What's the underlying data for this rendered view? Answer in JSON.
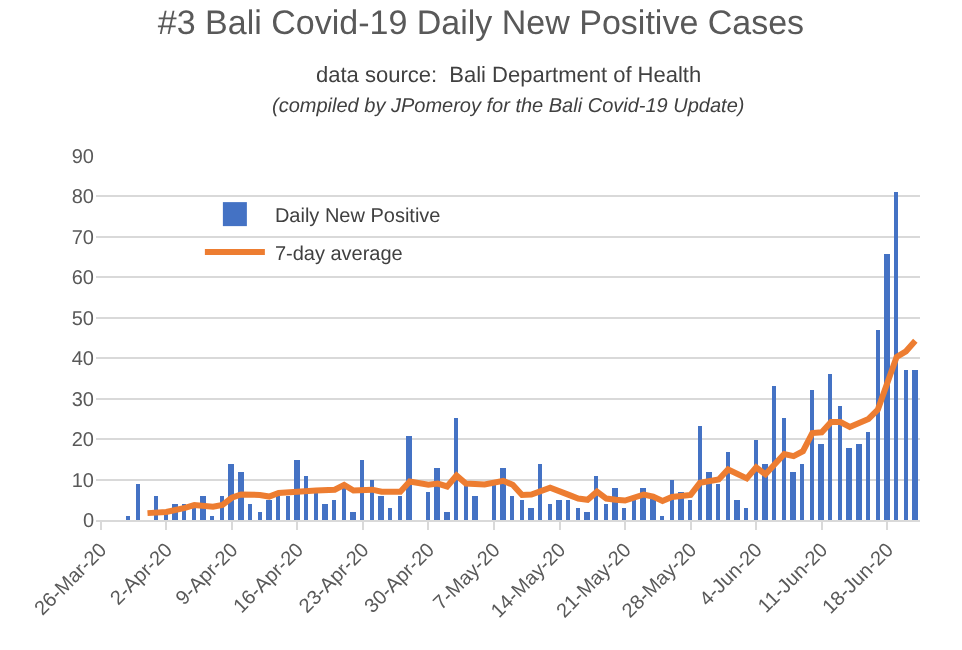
{
  "chart_data": {
    "type": "bar",
    "title": "#3 Bali Covid-19 Daily New Positive Cases",
    "subtitle": "data source:  Bali Department of Health",
    "annotations": [
      "(compiled by JPomeroy for the Bali Covid-19 Update)"
    ],
    "x": [
      "--03-29",
      "--03-30",
      "--03-31",
      "--04-01",
      "--04-02",
      "--04-03",
      "--04-04",
      "--04-05",
      "--04-06",
      "--04-07",
      "--04-08",
      "--04-09",
      "--04-10",
      "--04-11",
      "--04-12",
      "--04-13",
      "--04-14",
      "--04-15",
      "--04-16",
      "--04-17",
      "--04-18",
      "--04-19",
      "--04-20",
      "--04-21",
      "--04-22",
      "--04-23",
      "--04-24",
      "--04-25",
      "--04-26",
      "--04-27",
      "--04-28",
      "--04-29",
      "--04-30",
      "--05-01",
      "--05-02",
      "--05-03",
      "--05-04",
      "--05-05",
      "--05-06",
      "--05-07",
      "--05-08",
      "--05-09",
      "--05-10",
      "--05-11",
      "--05-12",
      "--05-13",
      "--05-14",
      "--05-15",
      "--05-16",
      "--05-17",
      "--05-18",
      "--05-19",
      "--05-20",
      "--05-21",
      "--05-22",
      "--05-23",
      "--05-24",
      "--05-25",
      "--05-26",
      "--05-27",
      "--05-28",
      "--05-29",
      "--05-30",
      "--05-31",
      "--06-01",
      "--06-02",
      "--06-03",
      "--06-04",
      "--06-05",
      "--06-06",
      "--06-07",
      "--06-08",
      "--06-09",
      "--06-10",
      "--06-11",
      "--06-12",
      "--06-13",
      "--06-14",
      "--06-15",
      "--06-16",
      "--06-17",
      "--06-18",
      "--06-19",
      "--06-20",
      "--06-21"
    ],
    "series": [
      {
        "name": "Daily New Positive",
        "color": "#4472c4",
        "values": [
          1,
          9,
          0,
          6,
          2,
          4,
          4,
          3,
          6,
          1,
          6,
          14,
          12,
          4,
          2,
          5,
          6,
          6,
          15,
          11,
          7,
          4,
          5,
          9,
          2,
          15,
          10,
          6,
          3,
          6,
          21,
          0,
          7,
          13,
          2,
          25,
          9,
          6,
          0,
          9,
          13,
          6,
          5,
          3,
          14,
          4,
          5,
          5,
          3,
          2,
          11,
          4,
          8,
          3,
          5,
          8,
          6,
          1,
          10,
          7,
          5,
          23,
          12,
          9,
          17,
          5,
          3,
          20,
          14,
          33,
          25,
          12,
          14,
          32,
          19,
          36,
          28,
          18,
          19,
          22,
          47,
          66,
          81,
          37,
          37
        ]
      },
      {
        "name": "7-day average",
        "type": "line",
        "color": "#ed7d31",
        "x": [
          "--03-31",
          "--04-02",
          "--04-04",
          "--04-05",
          "--04-07",
          "--04-08",
          "--04-09",
          "--04-10",
          "--04-12",
          "--04-13",
          "--04-14",
          "--04-16",
          "--04-18",
          "--04-20",
          "--04-21",
          "--04-22",
          "--04-24",
          "--04-25",
          "--04-27",
          "--04-28",
          "--04-30",
          "--05-01",
          "--05-02",
          "--05-03",
          "--05-04",
          "--05-06",
          "--05-08",
          "--05-09",
          "--05-10",
          "--05-11",
          "--05-13",
          "--05-15",
          "--05-16",
          "--05-17",
          "--05-18",
          "--05-19",
          "--05-20",
          "--05-21",
          "--05-23",
          "--05-24",
          "--05-25",
          "--05-26",
          "--05-28",
          "--05-29",
          "--05-31",
          "--06-01",
          "--06-03",
          "--06-04",
          "--06-05",
          "--06-07",
          "--06-08",
          "--06-09",
          "--06-10",
          "--06-11",
          "--06-12",
          "--06-13",
          "--06-14",
          "--06-16",
          "--06-17",
          "--06-18",
          "--06-19",
          "--06-20",
          "--06-21"
        ],
        "values": [
          1.7,
          2,
          3,
          3.7,
          3.3,
          3.7,
          5.5,
          6.3,
          6.2,
          5.8,
          6.7,
          7,
          7.3,
          7.5,
          8.7,
          7.3,
          7.5,
          7,
          7,
          9.5,
          8.7,
          9,
          8.3,
          11,
          9,
          8.8,
          9.7,
          8.7,
          6.2,
          6.3,
          8,
          6.2,
          5.3,
          5,
          7,
          5.3,
          5,
          4.8,
          6.3,
          5.8,
          4.7,
          5.7,
          6.2,
          9.2,
          10,
          12.5,
          10.3,
          13,
          11.3,
          16.3,
          15.8,
          17,
          21.5,
          21.7,
          24.2,
          24.2,
          23,
          25,
          27.3,
          33.8,
          40.3,
          41.7,
          44.3
        ]
      }
    ],
    "xlim": [
      "--03-25T12:00",
      "--06-21T12:00"
    ],
    "xticks": [
      {
        "value": "--03-26",
        "label": "26-Mar-20"
      },
      {
        "value": "--04-02",
        "label": "2-Apr-20"
      },
      {
        "value": "--04-09",
        "label": "9-Apr-20"
      },
      {
        "value": "--04-16",
        "label": "16-Apr-20"
      },
      {
        "value": "--04-23",
        "label": "23-Apr-20"
      },
      {
        "value": "--04-30",
        "label": "30-Apr-20"
      },
      {
        "value": "--05-07",
        "label": "7-May-20"
      },
      {
        "value": "--05-14",
        "label": "14-May-20"
      },
      {
        "value": "--05-21",
        "label": "21-May-20"
      },
      {
        "value": "--05-28",
        "label": "28-May-20"
      },
      {
        "value": "--06-04",
        "label": "4-Jun-20"
      },
      {
        "value": "--06-11",
        "label": "11-Jun-20"
      },
      {
        "value": "--06-18",
        "label": "18-Jun-20"
      }
    ],
    "ylim": [
      0,
      90
    ],
    "yticks": [
      0,
      10,
      20,
      30,
      40,
      50,
      60,
      70,
      80,
      90
    ],
    "grid": "y",
    "legend": "top left"
  }
}
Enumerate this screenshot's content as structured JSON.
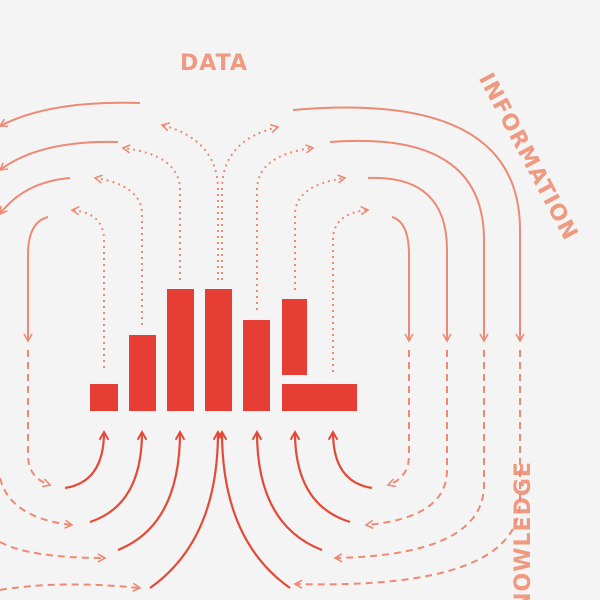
● ● ●
INSTRUCTIONS TO FOLLOW: Which lines in the data above contain "JSON"? Show each one.

FULL RESPONSE:
What's the underlying data for this rendered view? Answer in JSON.
Enumerate this screenshot's content as structured JSON.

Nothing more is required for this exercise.